Given problem: Every record below should be transcribed exactly. Omit the images.

[Records that describe figures]

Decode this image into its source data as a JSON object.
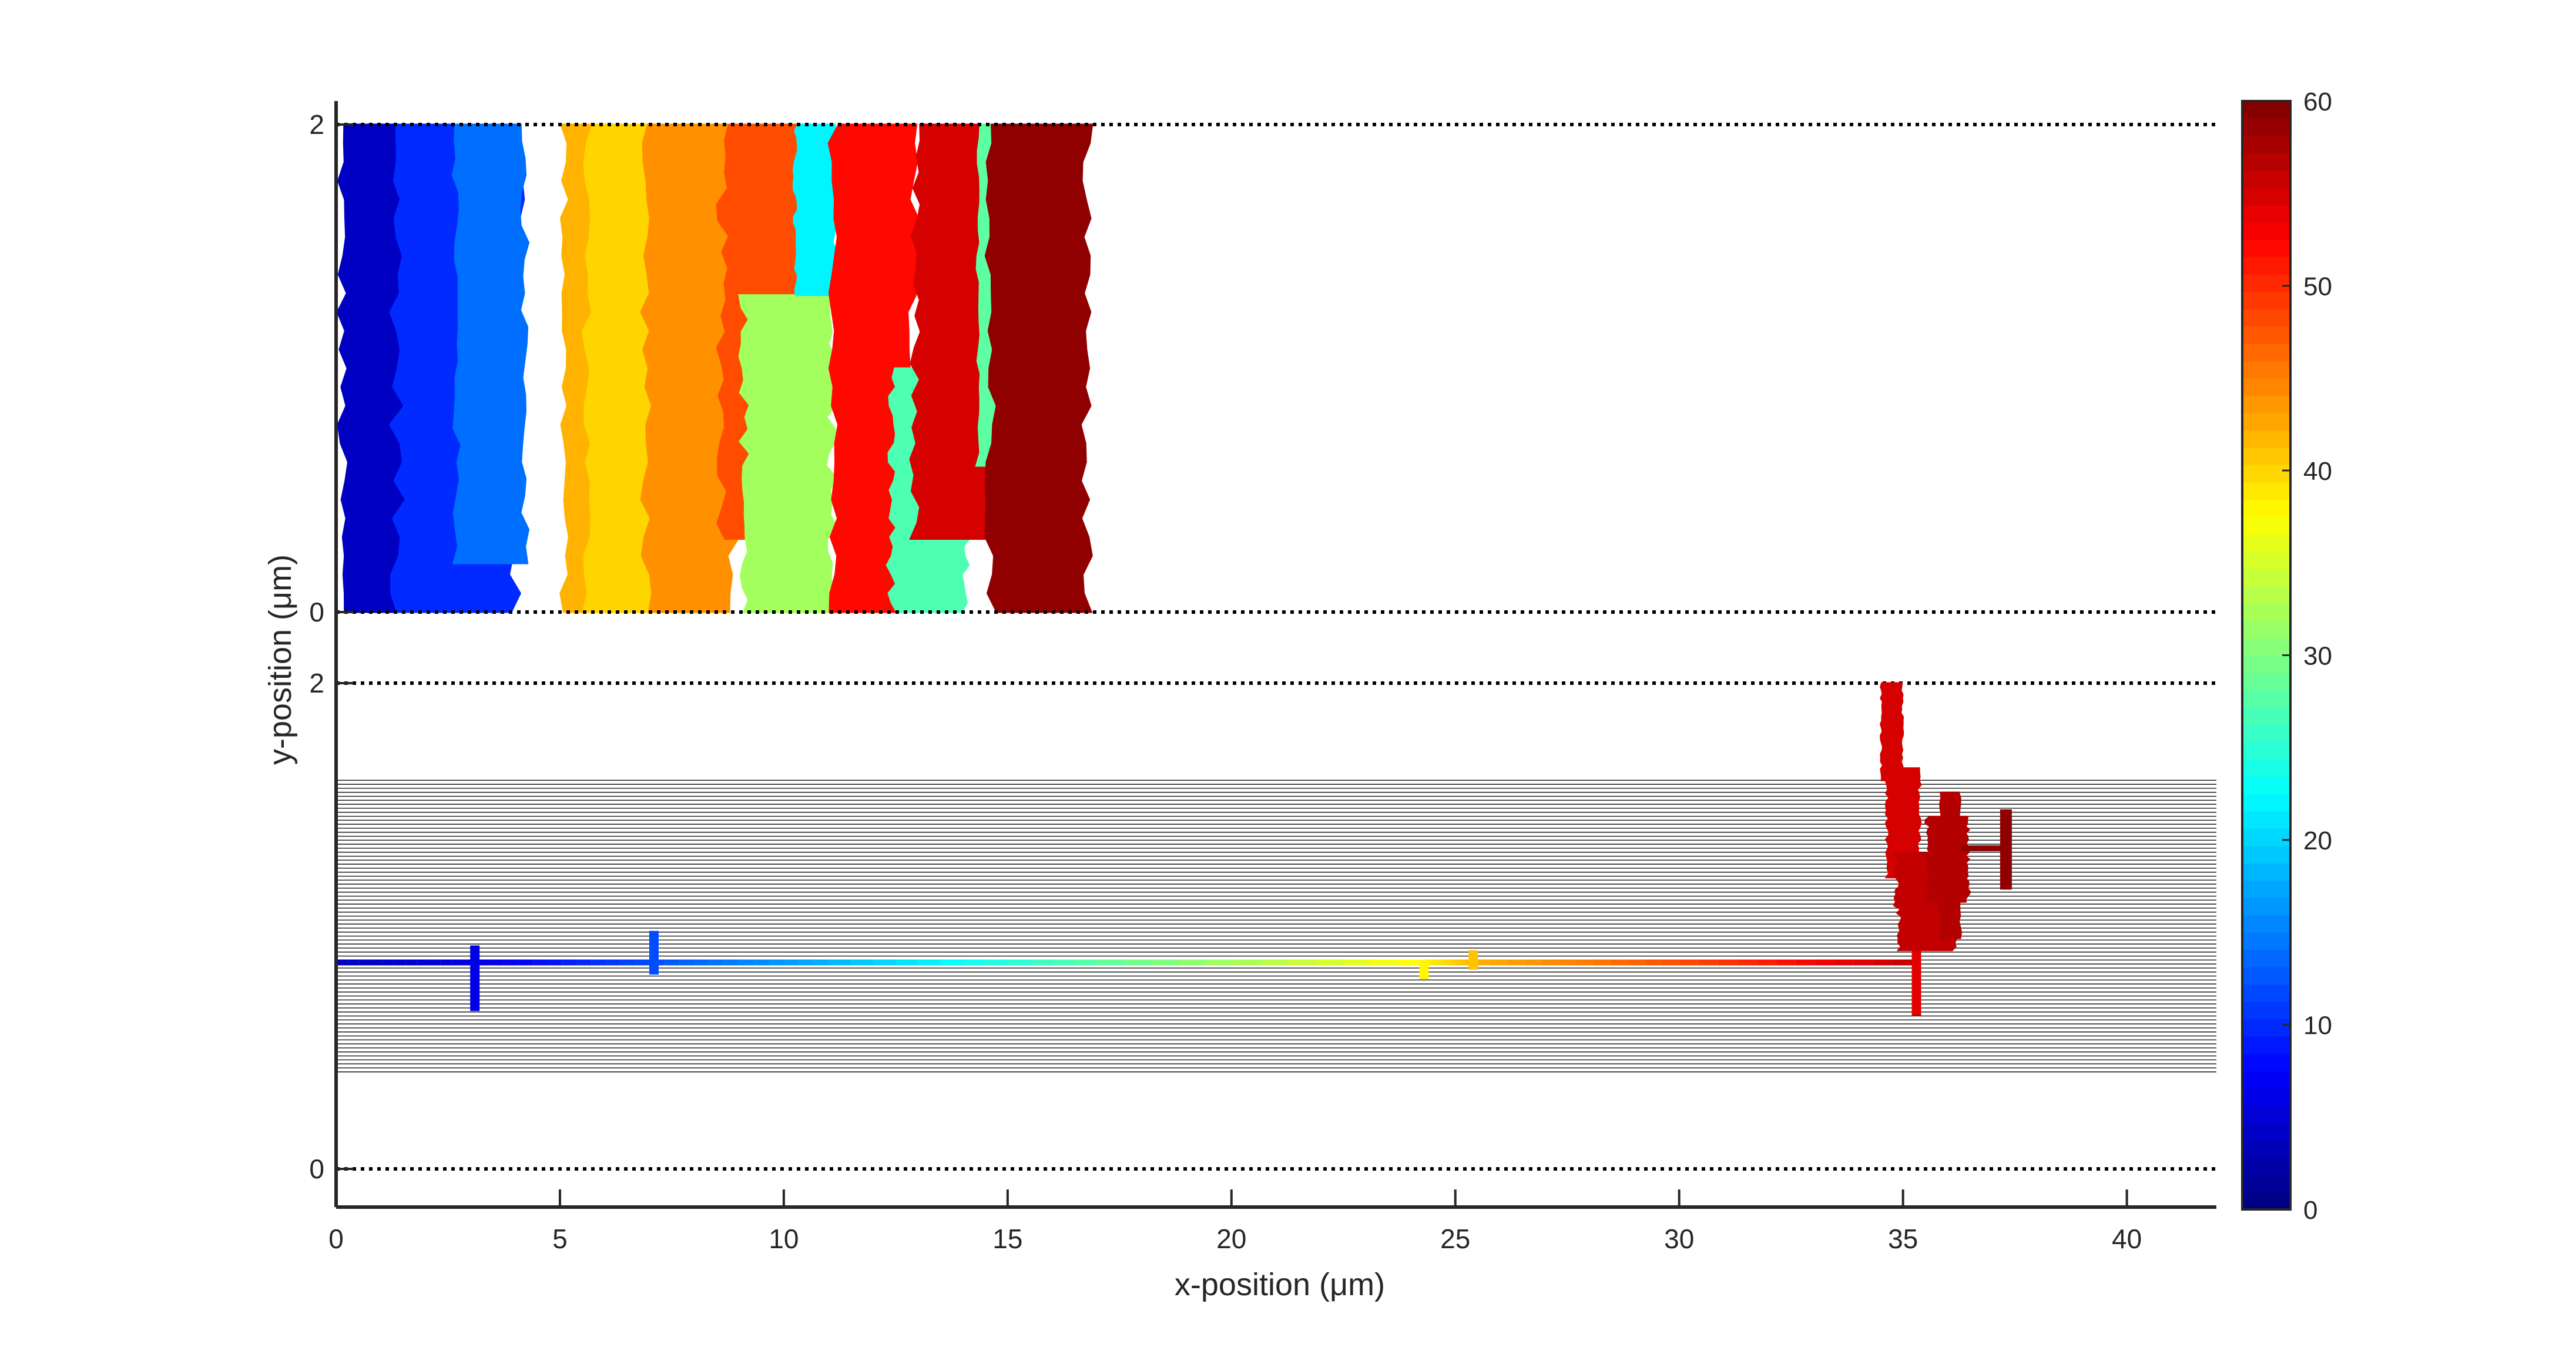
{
  "chart_data": {
    "type": "scatter",
    "xlabel": "x-position (μm)",
    "ylabel": "y-position (μm)",
    "xlim": [
      0,
      42
    ],
    "x_ticks": [
      "0",
      "5",
      "10",
      "15",
      "20",
      "25",
      "30",
      "35",
      "40"
    ],
    "panels": [
      {
        "name": "top",
        "ylim": [
          0,
          2
        ],
        "y_ticks": [
          "0",
          "2"
        ],
        "boundary_lines": [
          0,
          2
        ],
        "clusters": [
          {
            "x_start": 0.0,
            "x_end": 2.3,
            "y_start": 0.0,
            "y_end": 2.0,
            "value": 4
          },
          {
            "x_start": 1.2,
            "x_end": 4.2,
            "y_start": 0.0,
            "y_end": 2.0,
            "value": 10
          },
          {
            "x_start": 2.6,
            "x_end": 4.3,
            "y_start": 0.2,
            "y_end": 2.0,
            "value": 14
          },
          {
            "x_start": 5.0,
            "x_end": 6.8,
            "y_start": 0.0,
            "y_end": 2.0,
            "value": 42
          },
          {
            "x_start": 5.5,
            "x_end": 7.5,
            "y_start": 0.0,
            "y_end": 2.0,
            "value": 40
          },
          {
            "x_start": 6.8,
            "x_end": 9.0,
            "y_start": 0.0,
            "y_end": 2.0,
            "value": 44
          },
          {
            "x_start": 8.5,
            "x_end": 10.8,
            "y_start": 0.3,
            "y_end": 2.0,
            "value": 48
          },
          {
            "x_start": 9.0,
            "x_end": 11.2,
            "y_start": 0.0,
            "y_end": 1.3,
            "value": 32
          },
          {
            "x_start": 10.2,
            "x_end": 11.2,
            "y_start": 1.3,
            "y_end": 2.0,
            "value": 22
          },
          {
            "x_start": 11.0,
            "x_end": 13.0,
            "y_start": 0.0,
            "y_end": 2.0,
            "value": 52
          },
          {
            "x_start": 12.3,
            "x_end": 14.2,
            "y_start": 0.0,
            "y_end": 1.0,
            "value": 27
          },
          {
            "x_start": 12.8,
            "x_end": 15.0,
            "y_start": 0.3,
            "y_end": 2.0,
            "value": 55
          },
          {
            "x_start": 14.3,
            "x_end": 15.1,
            "y_start": 0.6,
            "y_end": 2.0,
            "value": 28
          },
          {
            "x_start": 14.5,
            "x_end": 16.9,
            "y_start": 0.0,
            "y_end": 2.0,
            "value": 59
          }
        ]
      },
      {
        "name": "bottom",
        "ylim": [
          0,
          2
        ],
        "y_ticks": [
          "0",
          "2"
        ],
        "boundary_lines": [
          0,
          2
        ],
        "hatched_band": [
          0.4,
          1.6
        ],
        "track": [
          {
            "x": 0.0,
            "y": 0.85,
            "value": 4
          },
          {
            "x": 3.1,
            "y": 0.85,
            "value": 6
          },
          {
            "x": 7.0,
            "y": 0.85,
            "value": 12
          },
          {
            "x": 11.0,
            "y": 0.85,
            "value": 18
          },
          {
            "x": 17.0,
            "y": 0.85,
            "value": 28
          },
          {
            "x": 24.3,
            "y": 0.85,
            "value": 38
          },
          {
            "x": 25.4,
            "y": 0.85,
            "value": 42
          },
          {
            "x": 30.0,
            "y": 0.85,
            "value": 48
          },
          {
            "x": 35.2,
            "y": 0.85,
            "value": 56
          }
        ],
        "spurs": [
          {
            "x": 3.1,
            "y_min": 0.65,
            "y_max": 0.92,
            "value": 6
          },
          {
            "x": 7.1,
            "y_min": 0.8,
            "y_max": 0.98,
            "value": 12
          },
          {
            "x": 24.3,
            "y_min": 0.78,
            "y_max": 0.86,
            "value": 38
          },
          {
            "x": 25.4,
            "y_min": 0.82,
            "y_max": 0.9,
            "value": 41
          },
          {
            "x": 35.3,
            "y_min": 0.63,
            "y_max": 0.92,
            "value": 54
          }
        ],
        "cluster": [
          {
            "x_start": 34.5,
            "x_end": 35.0,
            "y_start": 1.6,
            "y_end": 2.0,
            "value": 55
          },
          {
            "x_start": 34.6,
            "x_end": 35.4,
            "y_start": 1.2,
            "y_end": 1.65,
            "value": 55
          },
          {
            "x_start": 34.8,
            "x_end": 36.2,
            "y_start": 0.9,
            "y_end": 1.3,
            "value": 56
          },
          {
            "x_start": 35.8,
            "x_end": 36.3,
            "y_start": 0.95,
            "y_end": 1.55,
            "value": 57
          },
          {
            "x_start": 35.5,
            "x_end": 36.5,
            "y_start": 1.1,
            "y_end": 1.45,
            "value": 57
          }
        ],
        "branch": {
          "x_start": 36.3,
          "x_end": 37.4,
          "y": 1.32,
          "value": 59
        },
        "branch_tip": {
          "x": 37.3,
          "y_min": 1.15,
          "y_max": 1.48,
          "value": 59
        }
      }
    ],
    "colorbar": {
      "colormap": "jet",
      "range": [
        0,
        60
      ],
      "ticks": [
        "0",
        "10",
        "20",
        "30",
        "40",
        "50",
        "60"
      ]
    }
  }
}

Output for this task:
Decode this image into its source data as a JSON object.
{
  "chart_data": {
    "type": "scatter",
    "xlabel": "x-position (μm)",
    "ylabel": "y-position (μm)",
    "xlim": [
      0,
      42
    ],
    "x_ticks": [
      "0",
      "5",
      "10",
      "15",
      "20",
      "25",
      "30",
      "35",
      "40"
    ],
    "panels": [
      {
        "name": "top",
        "ylim": [
          0,
          2
        ],
        "y_ticks": [
          "0",
          "2"
        ],
        "boundary_lines": [
          0,
          2
        ],
        "clusters": [
          {
            "x_start": 0.0,
            "x_end": 2.3,
            "y_start": 0.0,
            "y_end": 2.0,
            "value": 4
          },
          {
            "x_start": 1.2,
            "x_end": 4.2,
            "y_start": 0.0,
            "y_end": 2.0,
            "value": 10
          },
          {
            "x_start": 2.6,
            "x_end": 4.3,
            "y_start": 0.2,
            "y_end": 2.0,
            "value": 14
          },
          {
            "x_start": 5.0,
            "x_end": 6.8,
            "y_start": 0.0,
            "y_end": 2.0,
            "value": 42
          },
          {
            "x_start": 5.5,
            "x_end": 7.5,
            "y_start": 0.0,
            "y_end": 2.0,
            "value": 40
          },
          {
            "x_start": 6.8,
            "x_end": 9.0,
            "y_start": 0.0,
            "y_end": 2.0,
            "value": 44
          },
          {
            "x_start": 8.5,
            "x_end": 10.8,
            "y_start": 0.3,
            "y_end": 2.0,
            "value": 48
          },
          {
            "x_start": 9.0,
            "x_end": 11.2,
            "y_start": 0.0,
            "y_end": 1.3,
            "value": 32
          },
          {
            "x_start": 10.2,
            "x_end": 11.2,
            "y_start": 1.3,
            "y_end": 2.0,
            "value": 22
          },
          {
            "x_start": 11.0,
            "x_end": 13.0,
            "y_start": 0.0,
            "y_end": 2.0,
            "value": 52
          },
          {
            "x_start": 12.3,
            "x_end": 14.2,
            "y_start": 0.0,
            "y_end": 1.0,
            "value": 27
          },
          {
            "x_start": 12.8,
            "x_end": 15.0,
            "y_start": 0.3,
            "y_end": 2.0,
            "value": 55
          },
          {
            "x_start": 14.3,
            "x_end": 15.1,
            "y_start": 0.6,
            "y_end": 2.0,
            "value": 28
          },
          {
            "x_start": 14.5,
            "x_end": 16.9,
            "y_start": 0.0,
            "y_end": 2.0,
            "value": 59
          }
        ]
      },
      {
        "name": "bottom",
        "ylim": [
          0,
          2
        ],
        "y_ticks": [
          "0",
          "2"
        ],
        "boundary_lines": [
          0,
          2
        ],
        "hatched_band": [
          0.4,
          1.6
        ],
        "track": [
          {
            "x": 0.0,
            "y": 0.85,
            "value": 4
          },
          {
            "x": 3.1,
            "y": 0.85,
            "value": 6
          },
          {
            "x": 7.0,
            "y": 0.85,
            "value": 12
          },
          {
            "x": 11.0,
            "y": 0.85,
            "value": 18
          },
          {
            "x": 17.0,
            "y": 0.85,
            "value": 28
          },
          {
            "x": 24.3,
            "y": 0.85,
            "value": 38
          },
          {
            "x": 25.4,
            "y": 0.85,
            "value": 42
          },
          {
            "x": 30.0,
            "y": 0.85,
            "value": 48
          },
          {
            "x": 35.2,
            "y": 0.85,
            "value": 56
          }
        ],
        "spurs": [
          {
            "x": 3.1,
            "y_min": 0.65,
            "y_max": 0.92,
            "value": 6
          },
          {
            "x": 7.1,
            "y_min": 0.8,
            "y_max": 0.98,
            "value": 12
          },
          {
            "x": 24.3,
            "y_min": 0.78,
            "y_max": 0.86,
            "value": 38
          },
          {
            "x": 25.4,
            "y_min": 0.82,
            "y_max": 0.9,
            "value": 41
          },
          {
            "x": 35.3,
            "y_min": 0.63,
            "y_max": 0.92,
            "value": 54
          }
        ],
        "cluster": [
          {
            "x_start": 34.5,
            "x_end": 35.0,
            "y_start": 1.6,
            "y_end": 2.0,
            "value": 55
          },
          {
            "x_start": 34.6,
            "x_end": 35.4,
            "y_start": 1.2,
            "y_end": 1.65,
            "value": 55
          },
          {
            "x_start": 34.8,
            "x_end": 36.2,
            "y_start": 0.9,
            "y_end": 1.3,
            "value": 56
          },
          {
            "x_start": 35.8,
            "x_end": 36.3,
            "y_start": 0.95,
            "y_end": 1.55,
            "value": 57
          },
          {
            "x_start": 35.5,
            "x_end": 36.5,
            "y_start": 1.1,
            "y_end": 1.45,
            "value": 57
          }
        ],
        "branch": {
          "x_start": 36.3,
          "x_end": 37.4,
          "y": 1.32,
          "value": 59
        },
        "branch_tip": {
          "x": 37.3,
          "y_min": 1.15,
          "y_max": 1.48,
          "value": 59
        }
      }
    ],
    "colorbar": {
      "colormap": "jet",
      "range": [
        0,
        60
      ],
      "ticks": [
        "0",
        "10",
        "20",
        "30",
        "40",
        "50",
        "60"
      ]
    }
  }
}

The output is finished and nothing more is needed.